[Recorded data]
::::::::

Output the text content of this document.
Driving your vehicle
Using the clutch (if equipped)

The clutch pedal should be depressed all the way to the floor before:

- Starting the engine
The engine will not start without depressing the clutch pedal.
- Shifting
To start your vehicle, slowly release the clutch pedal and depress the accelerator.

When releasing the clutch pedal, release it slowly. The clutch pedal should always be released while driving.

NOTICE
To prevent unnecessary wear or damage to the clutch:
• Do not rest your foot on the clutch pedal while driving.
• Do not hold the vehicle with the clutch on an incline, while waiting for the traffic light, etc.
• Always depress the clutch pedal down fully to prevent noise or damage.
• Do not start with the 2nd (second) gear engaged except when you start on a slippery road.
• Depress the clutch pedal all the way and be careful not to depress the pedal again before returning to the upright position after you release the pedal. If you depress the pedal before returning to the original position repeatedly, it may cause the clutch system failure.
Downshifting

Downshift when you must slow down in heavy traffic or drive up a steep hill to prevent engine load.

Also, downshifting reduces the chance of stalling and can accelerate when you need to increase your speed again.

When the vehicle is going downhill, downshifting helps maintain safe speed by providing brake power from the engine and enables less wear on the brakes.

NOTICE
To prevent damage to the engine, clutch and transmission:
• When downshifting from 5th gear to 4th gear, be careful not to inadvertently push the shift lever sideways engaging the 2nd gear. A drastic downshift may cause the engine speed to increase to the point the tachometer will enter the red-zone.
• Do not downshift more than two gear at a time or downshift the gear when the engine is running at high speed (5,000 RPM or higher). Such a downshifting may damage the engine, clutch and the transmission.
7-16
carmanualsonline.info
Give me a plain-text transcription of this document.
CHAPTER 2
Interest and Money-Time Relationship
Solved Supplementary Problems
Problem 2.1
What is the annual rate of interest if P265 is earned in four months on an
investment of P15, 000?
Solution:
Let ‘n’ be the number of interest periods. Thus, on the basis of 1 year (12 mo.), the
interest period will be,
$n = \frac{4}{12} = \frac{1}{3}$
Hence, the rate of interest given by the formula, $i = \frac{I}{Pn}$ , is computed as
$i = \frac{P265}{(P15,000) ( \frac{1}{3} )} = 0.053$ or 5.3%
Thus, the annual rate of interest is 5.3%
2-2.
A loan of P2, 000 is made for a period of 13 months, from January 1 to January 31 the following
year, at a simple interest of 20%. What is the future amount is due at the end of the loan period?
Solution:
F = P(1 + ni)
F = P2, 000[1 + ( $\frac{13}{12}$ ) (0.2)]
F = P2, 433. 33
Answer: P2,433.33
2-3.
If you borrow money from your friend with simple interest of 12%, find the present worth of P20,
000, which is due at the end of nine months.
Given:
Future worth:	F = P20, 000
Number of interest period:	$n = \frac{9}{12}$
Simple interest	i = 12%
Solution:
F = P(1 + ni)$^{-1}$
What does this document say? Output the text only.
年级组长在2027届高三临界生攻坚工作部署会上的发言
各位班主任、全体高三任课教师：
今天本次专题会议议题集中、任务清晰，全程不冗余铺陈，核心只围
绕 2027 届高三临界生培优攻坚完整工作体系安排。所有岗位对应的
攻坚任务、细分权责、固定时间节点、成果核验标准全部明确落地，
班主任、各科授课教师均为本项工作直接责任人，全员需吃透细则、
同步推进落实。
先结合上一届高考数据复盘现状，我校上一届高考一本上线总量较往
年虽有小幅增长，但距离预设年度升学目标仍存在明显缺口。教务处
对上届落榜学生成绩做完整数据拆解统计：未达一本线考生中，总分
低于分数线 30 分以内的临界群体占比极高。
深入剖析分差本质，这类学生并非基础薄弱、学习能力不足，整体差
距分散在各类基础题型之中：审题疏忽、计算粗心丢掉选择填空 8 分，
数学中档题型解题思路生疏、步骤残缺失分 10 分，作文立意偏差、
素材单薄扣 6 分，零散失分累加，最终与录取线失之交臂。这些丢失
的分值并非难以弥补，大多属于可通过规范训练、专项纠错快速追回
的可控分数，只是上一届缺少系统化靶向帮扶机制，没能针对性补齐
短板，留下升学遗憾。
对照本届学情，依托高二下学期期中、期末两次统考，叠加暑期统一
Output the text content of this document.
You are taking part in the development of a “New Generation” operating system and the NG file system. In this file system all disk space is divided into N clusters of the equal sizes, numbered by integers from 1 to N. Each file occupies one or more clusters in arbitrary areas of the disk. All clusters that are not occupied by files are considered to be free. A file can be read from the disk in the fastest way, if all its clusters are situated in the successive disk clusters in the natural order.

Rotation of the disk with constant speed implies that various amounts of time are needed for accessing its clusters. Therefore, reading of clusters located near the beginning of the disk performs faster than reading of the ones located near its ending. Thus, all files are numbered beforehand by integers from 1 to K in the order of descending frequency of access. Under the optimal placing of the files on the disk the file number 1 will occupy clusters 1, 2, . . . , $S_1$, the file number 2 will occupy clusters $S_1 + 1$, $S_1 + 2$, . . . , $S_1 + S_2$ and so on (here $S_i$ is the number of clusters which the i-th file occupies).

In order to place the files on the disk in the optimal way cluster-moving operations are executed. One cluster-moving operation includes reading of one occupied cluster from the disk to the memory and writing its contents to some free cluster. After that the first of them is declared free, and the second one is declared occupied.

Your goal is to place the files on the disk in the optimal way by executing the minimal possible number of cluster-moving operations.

::::::::

> _Given problem_
Exactly as written, please output every entry.

> _Answer for the task_
Output the text content of this document.
Driving your vehicle
Using the clutch (if equipped)

The clutch pedal should be depressed all the way to the floor before:

- Starting the engine
The engine will not start without depressing the clutch pedal.
- Shifting
To start your vehicle, slowly release the clutch pedal and depress the accelerator.

When releasing the clutch pedal, release it slowly. The clutch pedal should always be released while driving.

NOTICE
To prevent unnecessary wear or damage to the clutch:
• Do not rest your foot on the clutch pedal while driving.
• Do not hold the vehicle with the clutch on an incline, while waiting for the traffic light, etc.
• Always depress the clutch pedal down fully to prevent noise or damage.
• Do not start with the 2nd (second) gear engaged except when you start on a slippery road.
• Depress the clutch pedal all the way and be careful not to depress the pedal again before returning to the upright position after you release the pedal. If you depress the pedal before returning to the original position repeatedly, it may cause the clutch system failure.
Downshifting

Downshift when you must slow down in heavy traffic or drive up a steep hill to prevent engine load.

Also, downshifting reduces the chance of stalling and can accelerate when you need to increase your speed again.

When the vehicle is going downhill, downshifting helps maintain safe speed by providing brake power from the engine and enables less wear on the brakes.

NOTICE
To prevent damage to the engine, clutch and transmission:
• When downshifting from 5th gear to 4th gear, be careful not to inadvertently push the shift lever sideways engaging the 2nd gear. A drastic downshift may cause the engine speed to increase to the point the tachometer will enter the red-zone.
• Do not downshift more than two gear at a time or downshift the gear when the engine is running at high speed (5,000 RPM or higher). Such a downshifting may damage the engine, clutch and the transmission.
7-16
carmanualsonline.info
Give me a plain-text transcription of this document.
CHAPTER 2
Interest and Money-Time Relationship
Solved Supplementary Problems
Problem 2.1
What is the annual rate of interest if P265 is earned in four months on an
investment of P15, 000?
Solution:
Let ‘n’ be the number of interest periods. Thus, on the basis of 1 year (12 mo.), the
interest period will be,
$n = \frac{4}{12} = \frac{1}{3}$
Hence, the rate of interest given by the formula, $i = \frac{I}{Pn}$ , is computed as
$i = \frac{P265}{(P15,000) ( \frac{1}{3} )} = 0.053$ or 5.3%
Thus, the annual rate of interest is 5.3%
2-2.
A loan of P2, 000 is made for a period of 13 months, from January 1 to January 31 the following
year, at a simple interest of 20%. What is the future amount is due at the end of the loan period?
Solution:
F = P(1 + ni)
F = P2, 000[1 + ( $\frac{13}{12}$ ) (0.2)]
F = P2, 433. 33
Answer: P2,433.33
2-3.
If you borrow money from your friend with simple interest of 12%, find the present worth of P20,
000, which is due at the end of nine months.
Given:
Future worth:	F = P20, 000
Number of interest period:	$n = \frac{9}{12}$
Simple interest	i = 12%
Solution:
F = P(1 + ni)$^{-1}$
What does this document say? Output the text only.
年级组长在2027届高三临界生攻坚工作部署会上的发言
各位班主任、全体高三任课教师：
今天本次专题会议议题集中、任务清晰，全程不冗余铺陈，核心只围
绕 2027 届高三临界生培优攻坚完整工作体系安排。所有岗位对应的
攻坚任务、细分权责、固定时间节点、成果核验标准全部明确落地，
班主任、各科授课教师均为本项工作直接责任人，全员需吃透细则、
同步推进落实。
先结合上一届高考数据复盘现状，我校上一届高考一本上线总量较往
年虽有小幅增长，但距离预设年度升学目标仍存在明显缺口。教务处
对上届落榜学生成绩做完整数据拆解统计：未达一本线考生中，总分
低于分数线 30 分以内的临界群体占比极高。
深入剖析分差本质，这类学生并非基础薄弱、学习能力不足，整体差
距分散在各类基础题型之中：审题疏忽、计算粗心丢掉选择填空 8 分，
数学中档题型解题思路生疏、步骤残缺失分 10 分，作文立意偏差、
素材单薄扣 6 分，零散失分累加，最终与录取线失之交臂。这些丢失
的分值并非难以弥补，大多属于可通过规范训练、专项纠错快速追回
的可控分数，只是上一届缺少系统化靶向帮扶机制，没能针对性补齐
短板，留下升学遗憾。
对照本届学情，依托高二下学期期中、期末两次统考，叠加暑期统一
Output the text content of this document.
You are taking part in the development of a “New Generation” operating system and the NG file system. In this file system all disk space is divided into N clusters of the equal sizes, numbered by integers from 1 to N. Each file occupies one or more clusters in arbitrary areas of the disk. All clusters that are not occupied by files are considered to be free. A file can be read from the disk in the fastest way, if all its clusters are situated in the successive disk clusters in the natural order.

Rotation of the disk with constant speed implies that various amounts of time are needed for accessing its clusters. Therefore, reading of clusters located near the beginning of the disk performs faster than reading of the ones located near its ending. Thus, all files are numbered beforehand by integers from 1 to K in the order of descending frequency of access. Under the optimal placing of the files on the disk the file number 1 will occupy clusters 1, 2, . . . , $S_1$, the file number 2 will occupy clusters $S_1 + 1$, $S_1 + 2$, . . . , $S_1 + S_2$ and so on (here $S_i$ is the number of clusters which the i-th file occupies).

In order to place the files on the disk in the optimal way cluster-moving operations are executed. One cluster-moving operation includes reading of one occupied cluster from the disk to the memory and writing its contents to some free cluster. After that the first of them is declared free, and the second one is declared occupied.

Your goal is to place the files on the disk in the optimal way by executing the minimal possible number of cluster-moving operations.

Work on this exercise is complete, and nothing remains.